Extract every line below that contains the word "label".
--- BEGIN Given information ---
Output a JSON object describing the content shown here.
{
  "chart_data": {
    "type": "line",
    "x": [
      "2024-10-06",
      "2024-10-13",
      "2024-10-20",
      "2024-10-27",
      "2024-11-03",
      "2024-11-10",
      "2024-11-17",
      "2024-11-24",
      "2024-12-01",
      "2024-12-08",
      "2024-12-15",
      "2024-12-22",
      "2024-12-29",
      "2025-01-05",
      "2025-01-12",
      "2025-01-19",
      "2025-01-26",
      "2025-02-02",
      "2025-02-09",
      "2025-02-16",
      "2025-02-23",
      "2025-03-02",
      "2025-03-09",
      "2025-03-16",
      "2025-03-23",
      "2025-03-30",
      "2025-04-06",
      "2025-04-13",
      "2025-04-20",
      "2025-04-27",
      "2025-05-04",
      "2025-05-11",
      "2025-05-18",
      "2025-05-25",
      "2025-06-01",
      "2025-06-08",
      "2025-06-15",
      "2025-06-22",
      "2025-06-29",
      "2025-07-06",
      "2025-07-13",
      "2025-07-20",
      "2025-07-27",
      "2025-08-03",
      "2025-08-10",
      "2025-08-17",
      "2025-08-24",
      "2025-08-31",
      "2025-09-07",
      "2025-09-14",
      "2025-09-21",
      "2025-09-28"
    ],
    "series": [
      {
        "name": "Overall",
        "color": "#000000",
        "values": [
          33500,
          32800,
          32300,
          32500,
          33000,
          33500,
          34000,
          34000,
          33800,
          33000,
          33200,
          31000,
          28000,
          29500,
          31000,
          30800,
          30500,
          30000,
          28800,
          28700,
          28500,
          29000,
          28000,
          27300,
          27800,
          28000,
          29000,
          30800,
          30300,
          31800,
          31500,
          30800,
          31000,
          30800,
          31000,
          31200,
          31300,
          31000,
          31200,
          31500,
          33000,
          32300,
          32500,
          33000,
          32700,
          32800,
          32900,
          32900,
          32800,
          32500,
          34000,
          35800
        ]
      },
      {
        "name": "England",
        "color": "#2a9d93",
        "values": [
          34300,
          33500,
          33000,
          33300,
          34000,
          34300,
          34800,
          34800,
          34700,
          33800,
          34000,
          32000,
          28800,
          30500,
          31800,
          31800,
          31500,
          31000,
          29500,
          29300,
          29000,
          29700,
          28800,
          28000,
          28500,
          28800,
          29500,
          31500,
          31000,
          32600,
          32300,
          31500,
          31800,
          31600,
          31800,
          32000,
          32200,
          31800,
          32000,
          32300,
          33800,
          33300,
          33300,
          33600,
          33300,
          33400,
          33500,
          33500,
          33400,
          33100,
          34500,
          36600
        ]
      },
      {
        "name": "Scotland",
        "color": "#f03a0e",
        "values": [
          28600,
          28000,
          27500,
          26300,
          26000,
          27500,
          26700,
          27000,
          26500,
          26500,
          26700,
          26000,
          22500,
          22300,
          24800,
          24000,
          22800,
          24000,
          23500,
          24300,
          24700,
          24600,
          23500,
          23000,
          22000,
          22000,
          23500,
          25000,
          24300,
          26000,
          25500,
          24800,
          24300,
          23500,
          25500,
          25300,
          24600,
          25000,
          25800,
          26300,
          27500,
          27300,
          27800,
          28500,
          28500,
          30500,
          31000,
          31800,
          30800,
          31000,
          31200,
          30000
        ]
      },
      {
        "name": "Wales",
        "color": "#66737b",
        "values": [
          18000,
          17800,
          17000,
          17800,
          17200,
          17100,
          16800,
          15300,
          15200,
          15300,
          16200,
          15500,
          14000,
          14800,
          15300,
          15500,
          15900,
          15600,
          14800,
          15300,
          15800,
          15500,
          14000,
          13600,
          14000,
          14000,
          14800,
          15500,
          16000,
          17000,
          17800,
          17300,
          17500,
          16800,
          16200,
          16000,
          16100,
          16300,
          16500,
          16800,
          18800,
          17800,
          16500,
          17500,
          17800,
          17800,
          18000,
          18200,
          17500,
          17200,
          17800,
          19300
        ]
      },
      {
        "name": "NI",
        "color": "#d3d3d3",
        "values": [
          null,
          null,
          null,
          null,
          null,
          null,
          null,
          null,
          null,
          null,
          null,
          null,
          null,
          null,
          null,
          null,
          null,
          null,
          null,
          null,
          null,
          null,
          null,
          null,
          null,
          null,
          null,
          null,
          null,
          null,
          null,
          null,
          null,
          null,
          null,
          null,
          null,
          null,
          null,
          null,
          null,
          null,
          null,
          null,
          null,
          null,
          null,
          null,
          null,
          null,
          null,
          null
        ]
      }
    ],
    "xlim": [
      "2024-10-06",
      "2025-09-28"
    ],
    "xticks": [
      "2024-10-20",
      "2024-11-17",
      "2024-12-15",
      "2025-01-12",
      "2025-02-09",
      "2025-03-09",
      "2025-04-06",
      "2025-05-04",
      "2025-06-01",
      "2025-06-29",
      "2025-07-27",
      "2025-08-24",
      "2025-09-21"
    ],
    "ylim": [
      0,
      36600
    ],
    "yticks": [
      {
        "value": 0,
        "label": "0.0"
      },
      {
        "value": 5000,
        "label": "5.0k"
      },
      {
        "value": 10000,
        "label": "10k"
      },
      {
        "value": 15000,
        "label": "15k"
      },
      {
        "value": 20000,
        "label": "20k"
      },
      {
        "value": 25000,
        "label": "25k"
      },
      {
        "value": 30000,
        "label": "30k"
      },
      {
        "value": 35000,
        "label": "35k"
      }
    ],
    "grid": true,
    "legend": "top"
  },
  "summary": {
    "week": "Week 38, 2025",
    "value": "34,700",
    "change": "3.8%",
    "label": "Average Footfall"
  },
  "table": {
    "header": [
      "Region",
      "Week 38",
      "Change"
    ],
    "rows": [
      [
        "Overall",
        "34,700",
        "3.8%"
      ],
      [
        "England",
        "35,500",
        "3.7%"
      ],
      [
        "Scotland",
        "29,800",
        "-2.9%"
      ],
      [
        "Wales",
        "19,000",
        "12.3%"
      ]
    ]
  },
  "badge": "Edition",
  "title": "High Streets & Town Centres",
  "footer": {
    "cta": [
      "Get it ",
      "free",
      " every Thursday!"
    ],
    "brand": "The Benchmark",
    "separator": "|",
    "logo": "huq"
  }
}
--- END Given information ---
• Result of the task:
        "label": "0.0"
        "label": "5.0k"
        "label": "10k"
        "label": "15k"
        "label": "20k"
        "label": "25k"
        "label": "30k"
        "label": "35k"
    "label": "Average Footfall"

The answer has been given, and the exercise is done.